[Collected data entries]
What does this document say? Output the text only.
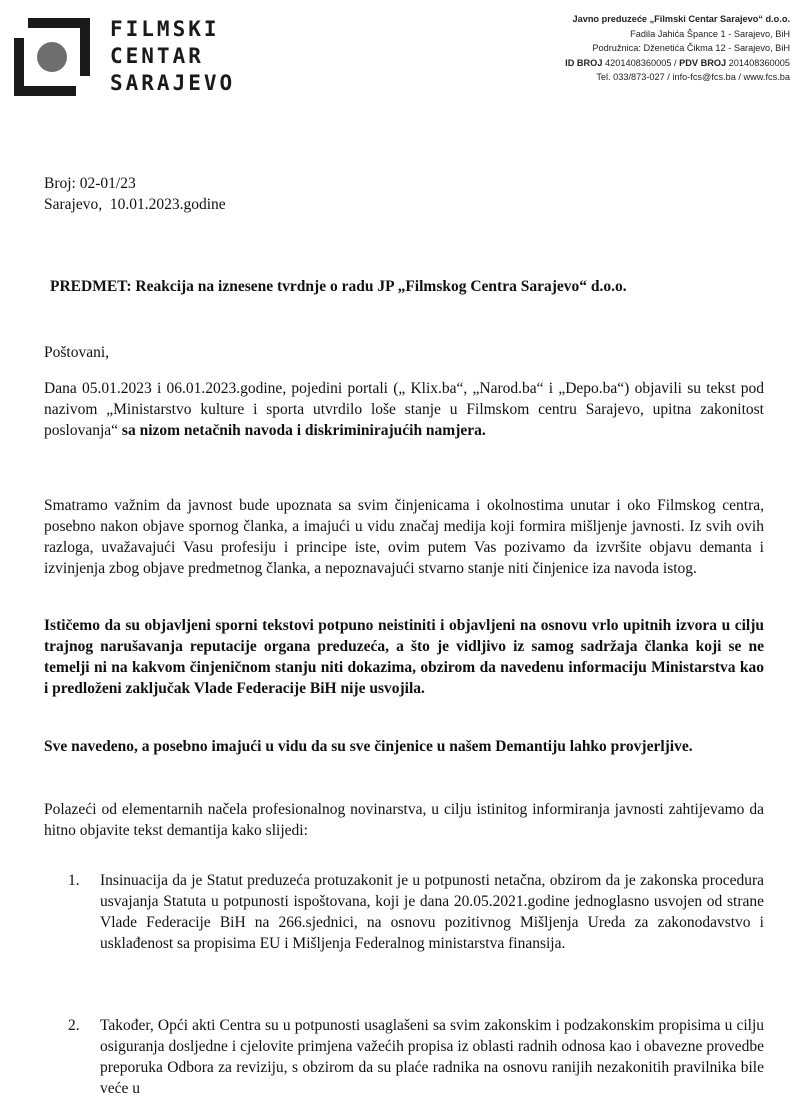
FILMSKI
CENTAR
SARAJEVO
Javno preduzeće „Filmski Centar Sarajevo“ d.o.o.
Fadila Jahića Špance 1 - Sarajevo, BiH
Podružnica: Dženetića Čikma 12 - Sarajevo, BiH
ID BROJ 4201408360005 / PDV BROJ 201408360005
Tel. 033/873-027 / info-fcs@fcs.ba / www.fcs.ba
Broj: 02-01/23
Sarajevo,  10.01.2023.godine
PREDMET: Reakcija na iznesene tvrdnje o radu JP „Filmskog Centra Sarajevo“ d.o.o.
Poštovani,
Dana 05.01.2023 i 06.01.2023.godine, pojedini portali („ Klix.ba“, „Narod.ba“ i „Depo.ba“) objavili su tekst pod nazivom „Ministarstvo kulture i sporta utvrdilo loše stanje u Filmskom centru Sarajevo, upitna zakonitost poslovanja“ sa nizom netačnih navoda i diskriminirajućih namjera.
Smatramo važnim da javnost bude upoznata sa svim činjenicama i okolnostima unutar i oko Filmskog centra, posebno nakon objave spornog članka, a imajući u vidu značaj medija koji formira mišljenje javnosti. Iz svih ovih razloga, uvažavajući Vasu profesiju i principe iste, ovim putem Vas pozivamo da izvršite objavu demanta i izvinjenja zbog objave predmetnog članka, a nepoznavajući stvarno stanje niti činjenice iza navoda istog.
Ističemo da su objavljeni sporni tekstovi potpuno neistiniti i objavljeni na osnovu vrlo upitnih izvora u cilju trajnog narušavanja reputacije organa preduzeća, a što je vidljivo iz samog sadržaja članka koji se ne temelji ni na kakvom činjeničnom stanju niti dokazima, obzirom da navedenu informaciju Ministarstva kao i predloženi zaključak Vlade Federacije BiH nije usvojila.
Sve navedeno, a posebno imajući u vidu da su sve činjenice u našem Demantiju lahko provjerljive.
Polazeći od elementarnih načela profesionalnog novinarstva, u cilju istinitog informiranja javnosti zahtijevamo da hitno objavite tekst demantija kako slijedi:
1.	Insinuacija da je Statut preduzeća protuzakonit je u potpunosti netačna, obzirom da je zakonska procedura usvajanja Statuta u potpunosti ispoštovana, koji je dana 20.05.2021.godine jednoglasno usvojen od strane Vlade Federacije BiH na 266.sjednici, na osnovu pozitivnog Mišljenja Ureda za zakonodavstvo i usklađenost sa propisima EU i Mišljenja Federalnog ministarstva finansija.
2.	Također, Opći akti Centra su u potpunosti usaglašeni sa svim zakonskim i podzakonskim propisima u cilju osiguranja dosljedne i cjelovite primjena važećih propisa iz oblasti radnih odnosa kao i obavezne provedbe preporuka Odbora za reviziju, s obzirom da su plaće radnika na osnovu ranijih nezakonitih pravilnika bile veće u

> **Work to complete**
Work through the records above line by line and count those that hold the string "članka". Give only the result.

> **Complete answer**
2